WORK REQUEST
From the first line to the last, output the records exactly and drop any images.

DATA
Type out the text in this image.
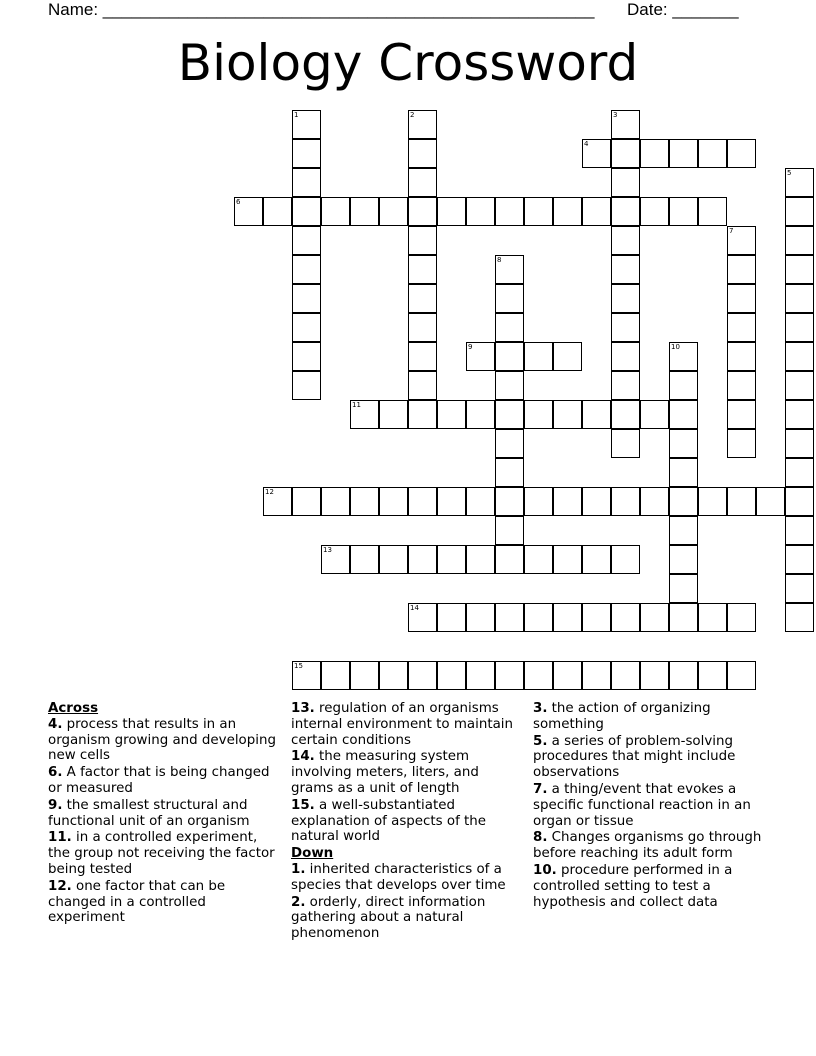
Name: ____________________________________________________ Date: _______
Biology Crossword
1	2	3
4
5
6
7
8
9	10
11
12
13
14
15

Across

4. process that results in an organism growing and developing new cells

6. A factor that is being changed or measured

9. the smallest structural and functional unit of an organism

11. in a controlled experiment, the group not receiving the factor being tested

12. one factor that can be changed in a controlled experiment

13. regulation of an organisms internal environment to maintain certain conditions

14. the measuring system involving meters, liters, and grams as a unit of length

15. a well-substantiated explanation of aspects of the natural world

Down

1. inherited characteristics of a species that develops over time

2. orderly, direct information gathering about a natural phenomenon

3. the action of organizing something

5. a series of problem-solving procedures that might include observations

7. a thing/event that evokes a specific functional reaction in an organ or tissue

8. Changes organisms go through before reaching its adult form

10. procedure performed in a controlled setting to test a hypothesis and collect data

ANSWER TO THE EXERCISE
Type out the text in this image.
Name: ____________________________________________________ Date: _______
Biology Crossword
1	2	3
4
5
6
7
8
9	10
11
12
13
14
15

Across

4. process that results in an organism growing and developing new cells

6. A factor that is being changed or measured

9. the smallest structural and functional unit of an organism

11. in a controlled experiment, the group not receiving the factor being tested

12. one factor that can be changed in a controlled experiment

13. regulation of an organisms internal environment to maintain certain conditions

14. the measuring system involving meters, liters, and grams as a unit of length

15. a well-substantiated explanation of aspects of the natural world

Down

1. inherited characteristics of a species that develops over time

2. orderly, direct information gathering about a natural phenomenon

3. the action of organizing something

5. a series of problem-solving procedures that might include observations

7. a thing/event that evokes a specific functional reaction in an organ or tissue

8. Changes organisms go through before reaching its adult form

10. procedure performed in a controlled setting to test a hypothesis and collect data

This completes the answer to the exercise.